Records from a data source:
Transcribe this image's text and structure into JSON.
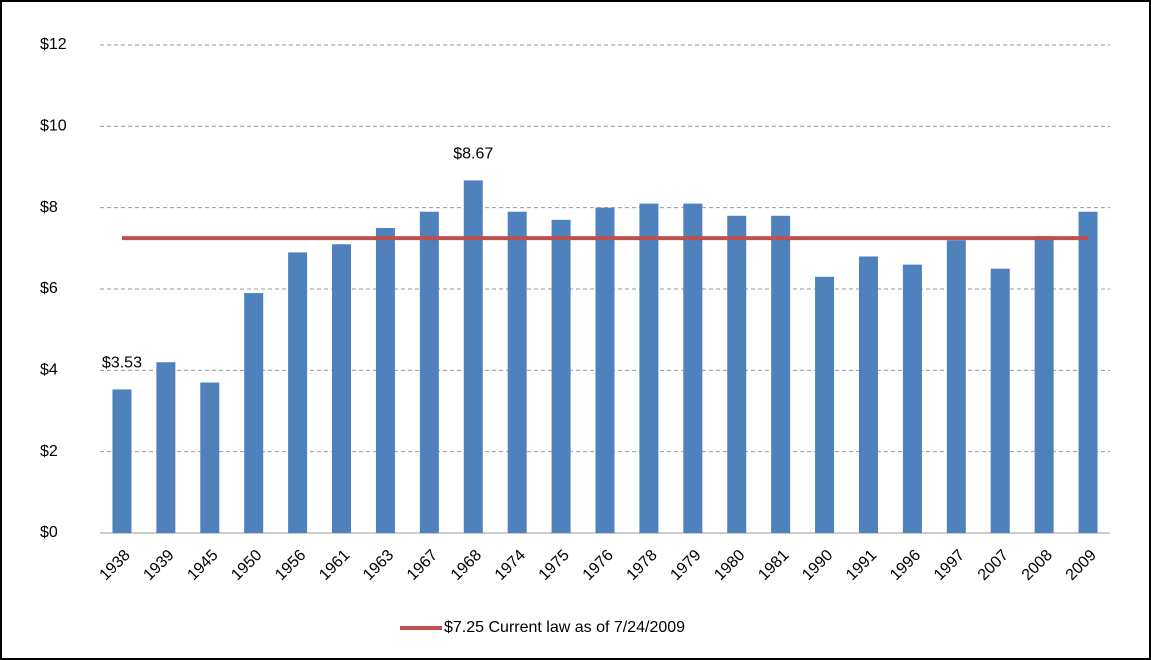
{
  "chart_data": {
    "type": "bar",
    "categories": [
      "1938",
      "1939",
      "1945",
      "1950",
      "1956",
      "1961",
      "1963",
      "1967",
      "1968",
      "1974",
      "1975",
      "1976",
      "1978",
      "1979",
      "1980",
      "1981",
      "1990",
      "1991",
      "1996",
      "1997",
      "2007",
      "2008",
      "2009"
    ],
    "series": [
      {
        "type": "bar",
        "color": "#4f81bd",
        "values": [
          3.53,
          4.2,
          3.7,
          5.9,
          6.9,
          7.1,
          7.5,
          7.9,
          8.67,
          7.9,
          7.7,
          8.0,
          8.1,
          8.1,
          7.8,
          7.8,
          6.3,
          6.8,
          6.6,
          7.2,
          6.5,
          7.3,
          7.9
        ],
        "value_labels": [
          "$3.53",
          null,
          null,
          null,
          null,
          null,
          null,
          null,
          "$8.67",
          null,
          null,
          null,
          null,
          null,
          null,
          null,
          null,
          null,
          null,
          null,
          null,
          null,
          null
        ]
      },
      {
        "type": "line",
        "name": "$7.25 Current law as of 7/24/2009",
        "color": "#c0504d",
        "values": [
          7.25,
          7.25,
          7.25,
          7.25,
          7.25,
          7.25,
          7.25,
          7.25,
          7.25,
          7.25,
          7.25,
          7.25,
          7.25,
          7.25,
          7.25,
          7.25,
          7.25,
          7.25,
          7.25,
          7.25,
          7.25,
          7.25,
          7.25
        ]
      }
    ],
    "ylim": [
      0,
      12
    ],
    "yticks": [
      {
        "value": 0,
        "label": "$0"
      },
      {
        "value": 2,
        "label": "$2"
      },
      {
        "value": 4,
        "label": "$4"
      },
      {
        "value": 6,
        "label": "$6"
      },
      {
        "value": 8,
        "label": "$8"
      },
      {
        "value": 10,
        "label": "$10"
      },
      {
        "value": 12,
        "label": "$12"
      }
    ],
    "grid": true,
    "legend": "bottom"
  }
}
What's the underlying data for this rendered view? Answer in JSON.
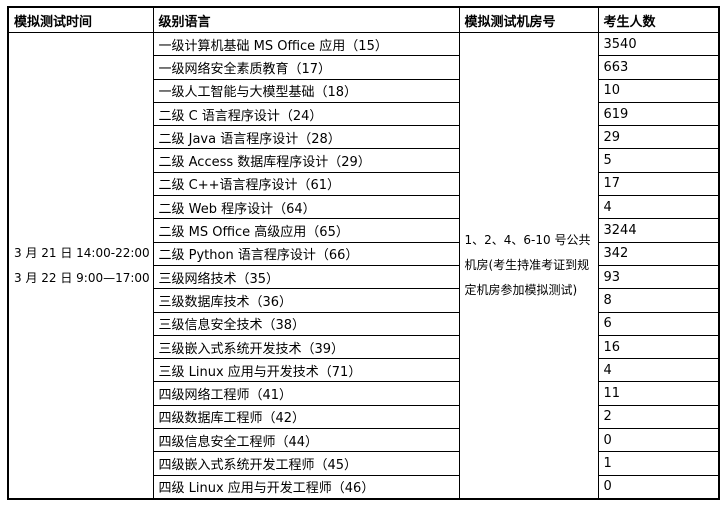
{
  "table": {
    "headers": [
      "模拟测试时间",
      "级别语言",
      "模拟测试机房号",
      "考生人数"
    ],
    "test_times": [
      "3 月 21 日 14:00-22:00",
      "3 月 22 日 9:00—17:00"
    ],
    "room_note": "1、2、4、6-10 号公共机房(考生持准考证到规定机房参加模拟测试)",
    "rows": [
      {
        "course": "一级计算机基础 MS Office 应用（15）",
        "count": 3540
      },
      {
        "course": "一级网络安全素质教育（17）",
        "count": 663
      },
      {
        "course": "一级人工智能与大模型基础（18）",
        "count": 10
      },
      {
        "course": "二级 C 语言程序设计（24）",
        "count": 619
      },
      {
        "course": "二级 Java 语言程序设计（28）",
        "count": 29
      },
      {
        "course": "二级 Access 数据库程序设计（29）",
        "count": 5
      },
      {
        "course": "二级 C++语言程序设计（61）",
        "count": 17
      },
      {
        "course": "二级 Web 程序设计（64）",
        "count": 4
      },
      {
        "course": "二级 MS Office 高级应用（65）",
        "count": 3244
      },
      {
        "course": "二级 Python 语言程序设计（66）",
        "count": 342
      },
      {
        "course": "三级网络技术（35）",
        "count": 93
      },
      {
        "course": "三级数据库技术（36）",
        "count": 8
      },
      {
        "course": "三级信息安全技术（38）",
        "count": 6
      },
      {
        "course": "三级嵌入式系统开发技术（39）",
        "count": 16
      },
      {
        "course": "三级 Linux 应用与开发技术（71）",
        "count": 4
      },
      {
        "course": "四级网络工程师（41）",
        "count": 11
      },
      {
        "course": "四级数据库工程师（42）",
        "count": 2
      },
      {
        "course": "四级信息安全工程师（44）",
        "count": 0
      },
      {
        "course": "四级嵌入式系统开发工程师（45）",
        "count": 1
      },
      {
        "course": "四级 Linux 应用与开发工程师（46）",
        "count": 0
      }
    ]
  }
}
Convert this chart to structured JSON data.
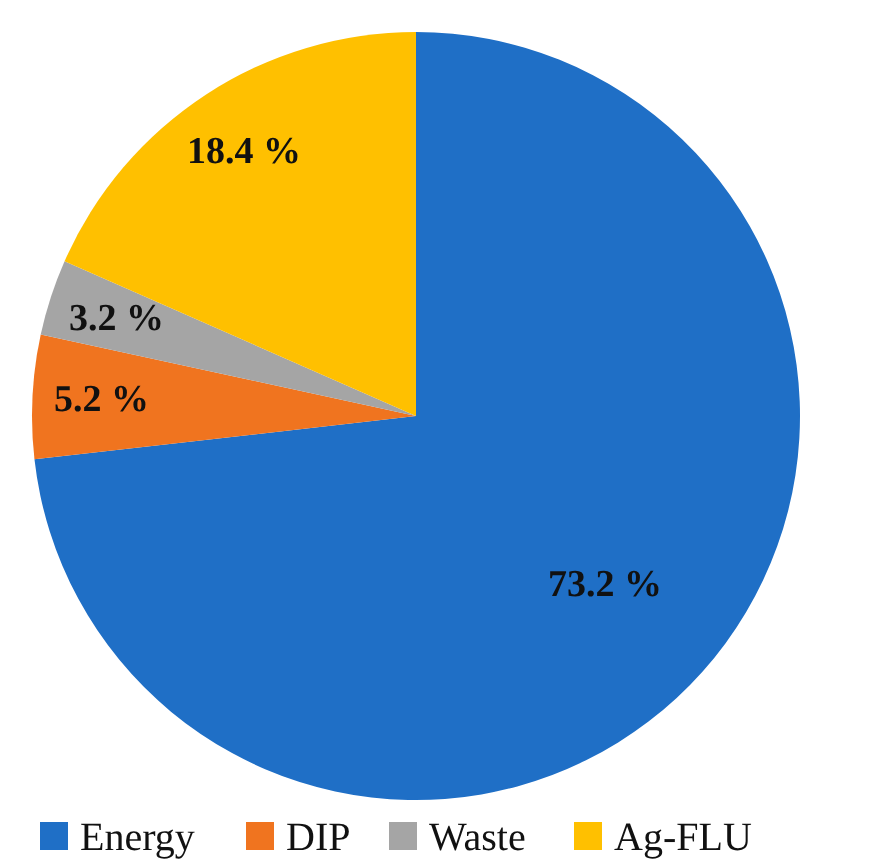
{
  "chart_data": {
    "type": "pie",
    "categories": [
      "Energy",
      "DIP",
      "Waste",
      "Ag-FLU"
    ],
    "values": [
      73.2,
      5.2,
      3.2,
      18.4
    ],
    "colors": [
      "#1f6fc6",
      "#f0741f",
      "#a5a5a5",
      "#ffc000"
    ],
    "value_labels": [
      "73.2 %",
      "5.2 %",
      "3.2 %",
      "18.4 %"
    ],
    "legend": "bottom"
  }
}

**PROBLEM REQUIREMENTS:**
Above are the records; copy every line in them that holds the word "Linux".

**THE RESULT:**
        "course": "三级 Linux 应用与开发技术（71）",
        "course": "四级 Linux 应用与开发工程师（46）",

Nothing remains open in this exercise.